-------- Records to use
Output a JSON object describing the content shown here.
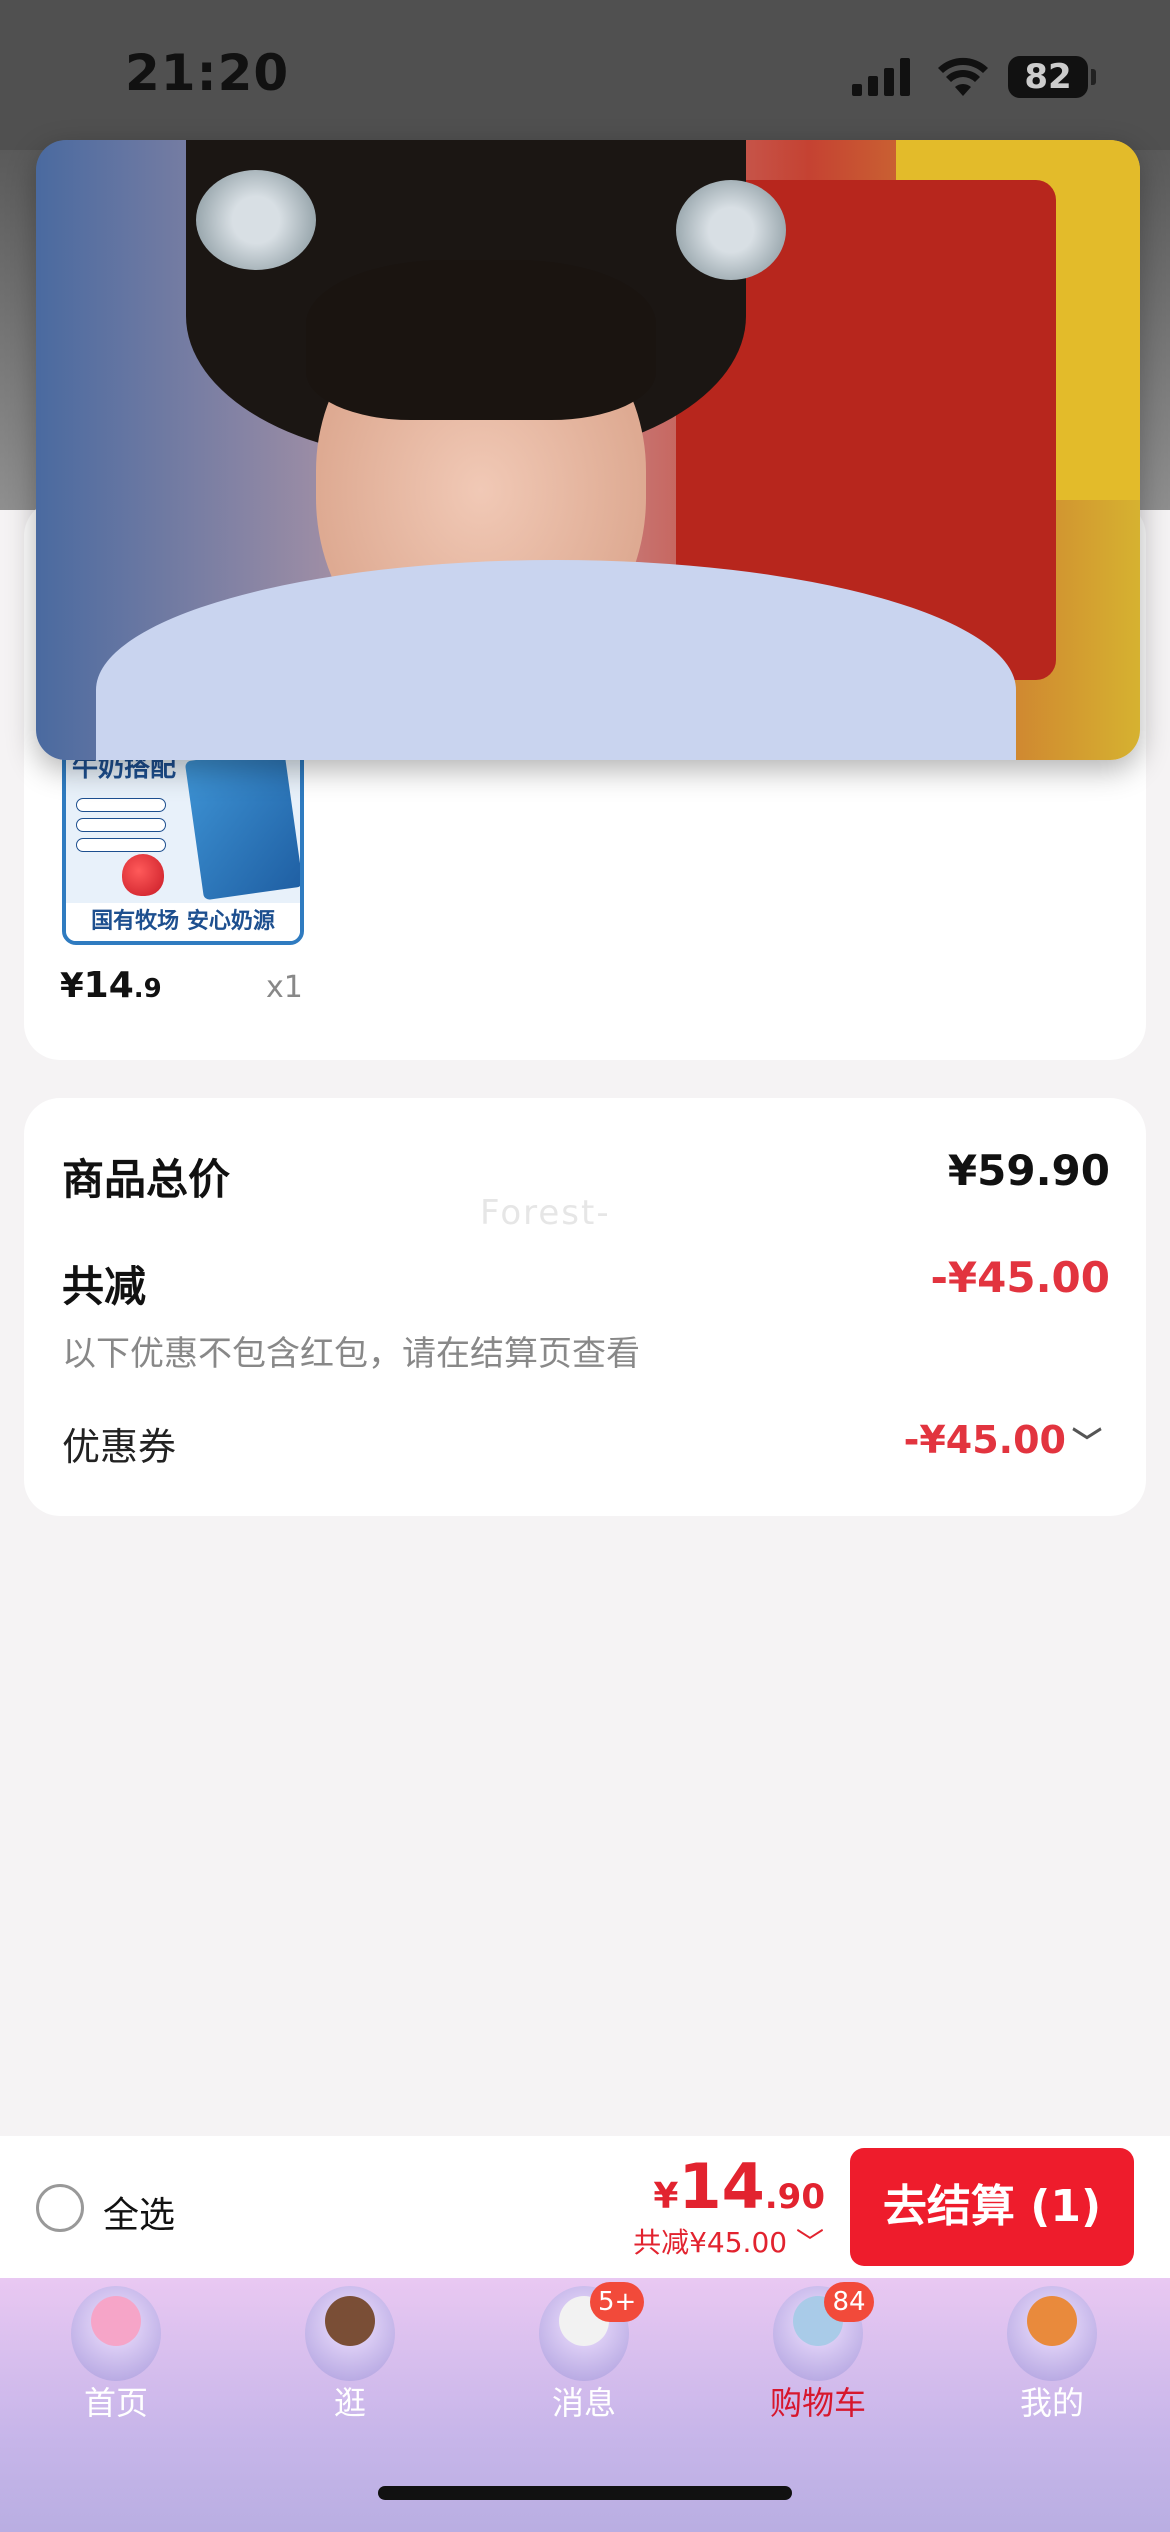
{
  "status_bar": {
    "time": "21:20",
    "battery": "82"
  },
  "product": {
    "image_text_top": "牛奶搭配",
    "image_text_bottom": "国有牧场 安心奶源",
    "price_currency": "¥",
    "price_int": "14",
    "price_dec": ".9",
    "quantity": "x1"
  },
  "summary": {
    "total_label": "商品总价",
    "total_value": "¥59.90",
    "reduction_label": "共减",
    "reduction_value": "-¥45.00",
    "note": "以下优惠不包含红包，请在结算页查看",
    "coupon_label": "优惠券",
    "coupon_value": "-¥45.00"
  },
  "watermark": "Forest-",
  "action_bar": {
    "select_all": "全选",
    "total_currency": "¥",
    "total_int": "14",
    "total_dec": ".90",
    "discount_line": "共减¥45.00",
    "checkout_label": "去结算 (1)"
  },
  "tabs": [
    {
      "label": "首页",
      "badge": ""
    },
    {
      "label": "逛",
      "badge": ""
    },
    {
      "label": "消息",
      "badge": "5+"
    },
    {
      "label": "购物车",
      "badge": "84"
    },
    {
      "label": "我的",
      "badge": ""
    }
  ],
  "colors": {
    "accent_red": "#ee1c2c",
    "price_red": "#e2232f",
    "tab_active": "#d7172d"
  },
  "icons": [
    "cellular-signal-icon",
    "wifi-icon",
    "battery-icon",
    "chevron-down-icon"
  ]
}
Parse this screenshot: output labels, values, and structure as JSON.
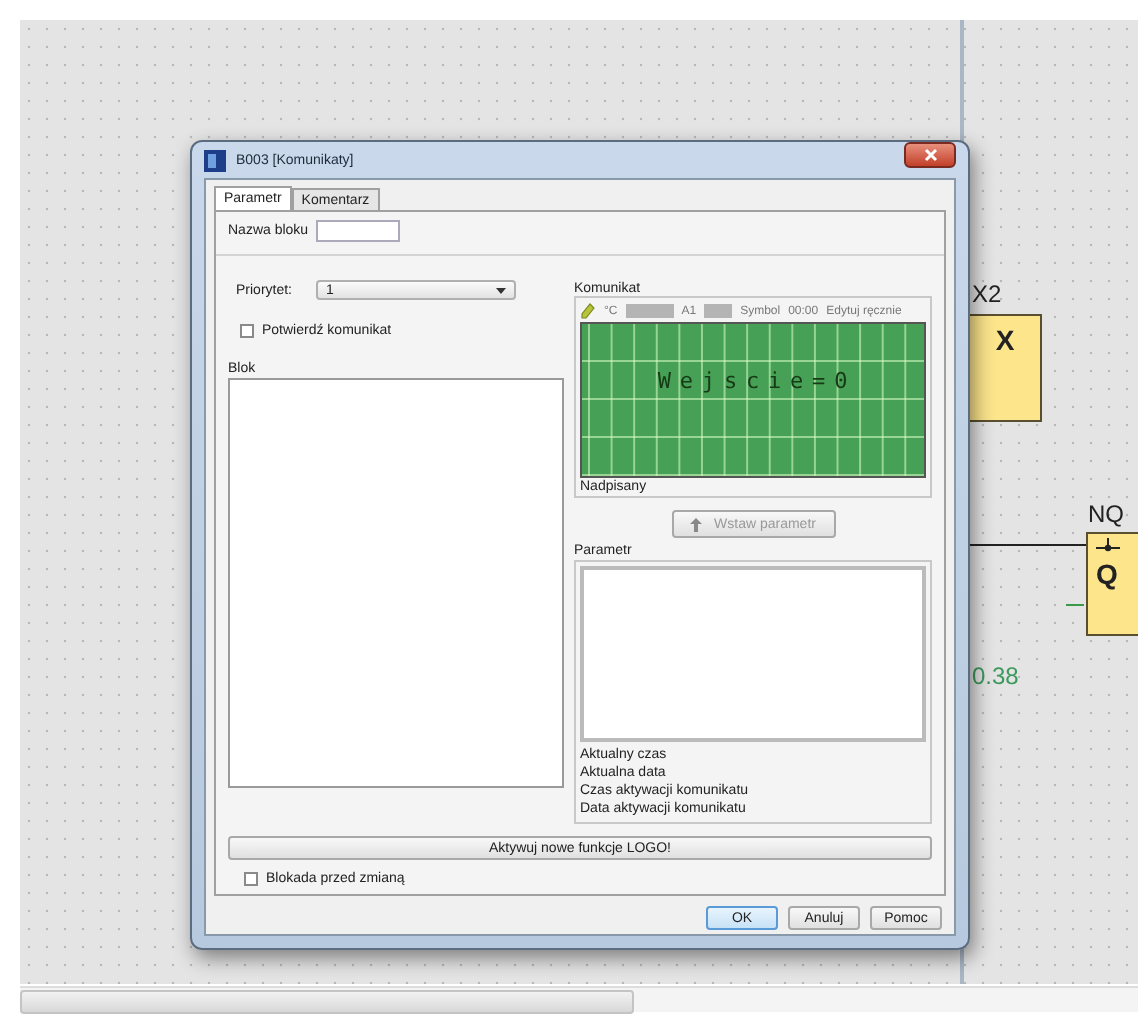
{
  "dialog": {
    "title": "B003 [Komunikaty]",
    "tabs": [
      {
        "label": "Parametr",
        "selected": true
      },
      {
        "label": "Komentarz",
        "selected": false
      }
    ],
    "block_name": {
      "label": "Nazwa bloku"
    },
    "priority": {
      "label": "Priorytet:",
      "value": "1"
    },
    "confirm": {
      "label": "Potwierdź komunikat",
      "checked": false
    },
    "block_group": {
      "title": "Blok"
    },
    "message_group": {
      "title": "Komunikat",
      "toolbar": [
        {
          "kind": "icon"
        },
        {
          "kind": "text",
          "text": "°C"
        },
        {
          "kind": "field"
        },
        {
          "kind": "text",
          "text": "A1"
        },
        {
          "kind": "field"
        },
        {
          "kind": "text",
          "text": "Symbol"
        },
        {
          "kind": "text",
          "text": "00:00"
        },
        {
          "kind": "text",
          "text": "Edytuj ręcznie"
        }
      ],
      "display": {
        "text": "Wejscie=0"
      },
      "status": "Nadpisany"
    },
    "insert_button": {
      "label": "Wstaw parametr",
      "disabled": true
    },
    "parameter_group": {
      "title": "Parametr",
      "items": [
        "Aktualny czas",
        "Aktualna data",
        "Czas aktywacji komunikatu",
        "Data aktywacji komunikatu"
      ]
    },
    "activate_button": "Aktywuj nowe funkcje LOGO!",
    "lock": {
      "label": "Blokada przed zmianą",
      "checked": false
    },
    "buttons": [
      {
        "label": "OK",
        "default": true
      },
      {
        "label": "Anuluj",
        "default": false
      },
      {
        "label": "Pomoc",
        "default": false
      }
    ]
  },
  "diagram": {
    "blocks": [
      {
        "kind": "input",
        "name": "X2",
        "symbol": "X"
      },
      {
        "kind": "output",
        "name": "NQ",
        "symbol": "Q"
      }
    ],
    "readings": [
      "0.38"
    ]
  }
}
----------------
The material above must be printed exactly, with its pictures left out.

Output of the task
Output a JSON object describing the content shown here.
{
  "status_bar": {
    "time": "21:20",
    "battery": "82"
  },
  "product": {
    "image_text_top": "牛奶搭配",
    "image_text_bottom": "国有牧场 安心奶源",
    "price_currency": "¥",
    "price_int": "14",
    "price_dec": ".9",
    "quantity": "x1"
  },
  "summary": {
    "total_label": "商品总价",
    "total_value": "¥59.90",
    "reduction_label": "共减",
    "reduction_value": "-¥45.00",
    "note": "以下优惠不包含红包，请在结算页查看",
    "coupon_label": "优惠券",
    "coupon_value": "-¥45.00"
  },
  "watermark": "Forest-",
  "action_bar": {
    "select_all": "全选",
    "total_currency": "¥",
    "total_int": "14",
    "total_dec": ".90",
    "discount_line": "共减¥45.00",
    "checkout_label": "去结算 (1)"
  },
  "tabs": [
    {
      "label": "首页",
      "badge": ""
    },
    {
      "label": "逛",
      "badge": ""
    },
    {
      "label": "消息",
      "badge": "5+"
    },
    {
      "label": "购物车",
      "badge": "84"
    },
    {
      "label": "我的",
      "badge": ""
    }
  ],
  "colors": {
    "accent_red": "#ee1c2c",
    "price_red": "#e2232f",
    "tab_active": "#d7172d"
  },
  "icons": [
    "cellular-signal-icon",
    "wifi-icon",
    "battery-icon",
    "chevron-down-icon"
  ]
}
Parse this screenshot: output labels, values, and structure as JSON.
{
  "dialog": {
    "title": "B003 [Komunikaty]",
    "tabs": [
      {
        "label": "Parametr",
        "selected": true
      },
      {
        "label": "Komentarz",
        "selected": false
      }
    ],
    "block_name": {
      "label": "Nazwa bloku"
    },
    "priority": {
      "label": "Priorytet:",
      "value": "1"
    },
    "confirm": {
      "label": "Potwierdź komunikat",
      "checked": false
    },
    "block_group": {
      "title": "Blok"
    },
    "message_group": {
      "title": "Komunikat",
      "toolbar": [
        {
          "kind": "icon"
        },
        {
          "kind": "text",
          "text": "°C"
        },
        {
          "kind": "field"
        },
        {
          "kind": "text",
          "text": "A1"
        },
        {
          "kind": "field"
        },
        {
          "kind": "text",
          "text": "Symbol"
        },
        {
          "kind": "text",
          "text": "00:00"
        },
        {
          "kind": "text",
          "text": "Edytuj ręcznie"
        }
      ],
      "display": {
        "text": "Wejscie=0"
      },
      "status": "Nadpisany"
    },
    "insert_button": {
      "label": "Wstaw parametr",
      "disabled": true
    },
    "parameter_group": {
      "title": "Parametr",
      "items": [
        "Aktualny czas",
        "Aktualna data",
        "Czas aktywacji komunikatu",
        "Data aktywacji komunikatu"
      ]
    },
    "activate_button": "Aktywuj nowe funkcje LOGO!",
    "lock": {
      "label": "Blokada przed zmianą",
      "checked": false
    },
    "buttons": [
      {
        "label": "OK",
        "default": true
      },
      {
        "label": "Anuluj",
        "default": false
      },
      {
        "label": "Pomoc",
        "default": false
      }
    ]
  },
  "diagram": {
    "blocks": [
      {
        "kind": "input",
        "name": "X2",
        "symbol": "X"
      },
      {
        "kind": "output",
        "name": "NQ",
        "symbol": "Q"
      }
    ],
    "readings": [
      "0.38"
    ]
  }
}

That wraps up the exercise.